- _What you have to do_
From the records, pick out and copy each line containing "hyvää".

- _Data section_
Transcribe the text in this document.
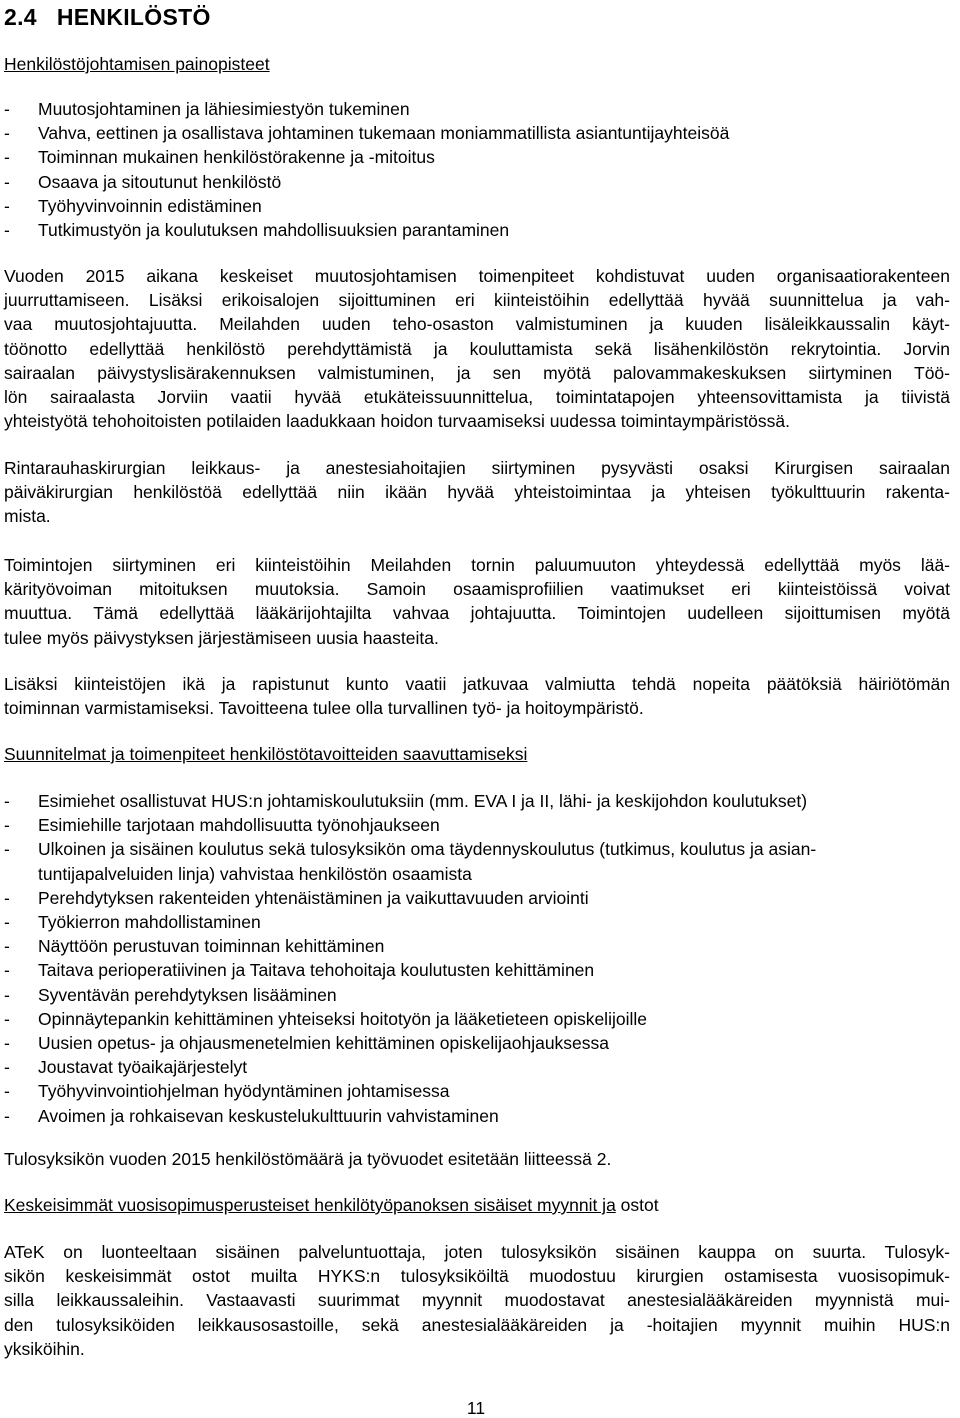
2.4 HENKILÖSTÖ

Henkilöstöjohtamisen painopisteet

- Muutosjohtaminen ja lähiesimiestyön tukeminen
- Vahva, eettinen ja osallistava johtaminen tukemaan moniammatillista asiantuntijayhteisöä
- Toiminnan mukainen henkilöstörakenne ja -mitoitus
- Osaava ja sitoutunut henkilöstö
- Työhyvinvoinnin edistäminen
- Tutkimustyön ja koulutuksen mahdollisuuksien parantaminen
Vuoden 2015 aikana keskeiset muutosjohtamisen toimenpiteet kohdistuvat uuden organisaatiorakenteen
juurruttamiseen. Lisäksi erikoisalojen sijoittuminen eri kiinteistöihin edellyttää hyvää suunnittelua ja vah-
vaa muutosjohtajuutta. Meilahden uuden teho-osaston valmistuminen ja kuuden lisäleikkaussalin käyt-
töönotto edellyttää henkilöstö perehdyttämistä ja kouluttamista sekä lisähenkilöstön rekrytointia. Jorvin
sairaalan päivystyslisärakennuksen valmistuminen, ja sen myötä palovammakeskuksen siirtyminen Töö-
lön sairaalasta Jorviin vaatii hyvää etukäteissuunnittelua, toimintatapojen yhteensovittamista ja tiivistä
yhteistyötä tehohoitoisten potilaiden laadukkaan hoidon turvaamiseksi uudessa toimintaympäristössä.
Rintarauhaskirurgian leikkaus- ja anestesiahoitajien siirtyminen pysyvästi osaksi Kirurgisen sairaalan
päiväkirurgian henkilöstöä edellyttää niin ikään hyvää yhteistoimintaa ja yhteisen työkulttuurin rakenta-
mista.
Toimintojen siirtyminen eri kiinteistöihin Meilahden tornin paluumuuton yhteydessä edellyttää myös lää-
kärityövoiman mitoituksen muutoksia. Samoin osaamisprofiilien vaatimukset eri kiinteistöissä voivat
muuttua. Tämä edellyttää lääkärijohtajilta vahvaa johtajuutta. Toimintojen uudelleen sijoittumisen myötä
tulee myös päivystyksen järjestämiseen uusia haasteita.
Lisäksi kiinteistöjen ikä ja rapistunut kunto vaatii jatkuvaa valmiutta tehdä nopeita päätöksiä häiriötömän
toiminnan varmistamiseksi. Tavoitteena tulee olla turvallinen työ- ja hoitoympäristö.

Suunnitelmat ja toimenpiteet henkilöstötavoitteiden saavuttamiseksi

- Esimiehet osallistuvat HUS:n johtamiskoulutuksiin (mm. EVA I ja II, lähi- ja keskijohdon koulutukset)
- Esimiehille tarjotaan mahdollisuutta työnohjaukseen
- Ulkoinen ja sisäinen koulutus sekä tulosyksikön oma täydennyskoulutus (tutkimus, koulutus ja asian-
tuntijapalveluiden linja) vahvistaa henkilöstön osaamista
- Perehdytyksen rakenteiden yhtenäistäminen ja vaikuttavuuden arviointi
- Työkierron mahdollistaminen
- Näyttöön perustuvan toiminnan kehittäminen
- Taitava perioperatiivinen ja Taitava tehohoitaja koulutusten kehittäminen
- Syventävän perehdytyksen lisääminen
- Opinnäytepankin kehittäminen yhteiseksi hoitotyön ja lääketieteen opiskelijoille
- Uusien opetus- ja ohjausmenetelmien kehittäminen opiskelijaohjauksessa
- Joustavat työaikajärjestelyt
- Työhyvinvointiohjelman hyödyntäminen johtamisessa
- Avoimen ja rohkaisevan keskustelukulttuurin vahvistaminen

Tulosyksikön vuoden 2015 henkilöstömäärä ja työvuodet esitetään liitteessä 2.

Keskeisimmät vuosisopimusperusteiset henkilötyöpanoksen sisäiset myynnit ja ostot

ATeK on luonteeltaan sisäinen palveluntuottaja, joten tulosyksikön sisäinen kauppa on suurta. Tulosyk-
sikön keskeisimmät ostot muilta HYKS:n tulosyksiköiltä muodostuu kirurgien ostamisesta vuosisopimuk-
silla leikkaussaleihin. Vastaavasti suurimmat myynnit muodostavat anestesialääkäreiden myynnistä mui-
den tulosyksiköiden leikkausosastoille, sekä anestesialääkäreiden ja -hoitajien myynnit muihin HUS:n
yksiköihin.
11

- _Full answer_
juurruttamiseen. Lisäksi erikoisalojen sijoittuminen eri kiinteistöihin edellyttää hyvää suunnittelua ja vah-
lön sairaalasta Jorviin vaatii hyvää etukäteissuunnittelua, toimintatapojen yhteensovittamista ja tiivistä
päiväkirurgian henkilöstöä edellyttää niin ikään hyvää yhteistoimintaa ja yhteisen työkulttuurin rakenta-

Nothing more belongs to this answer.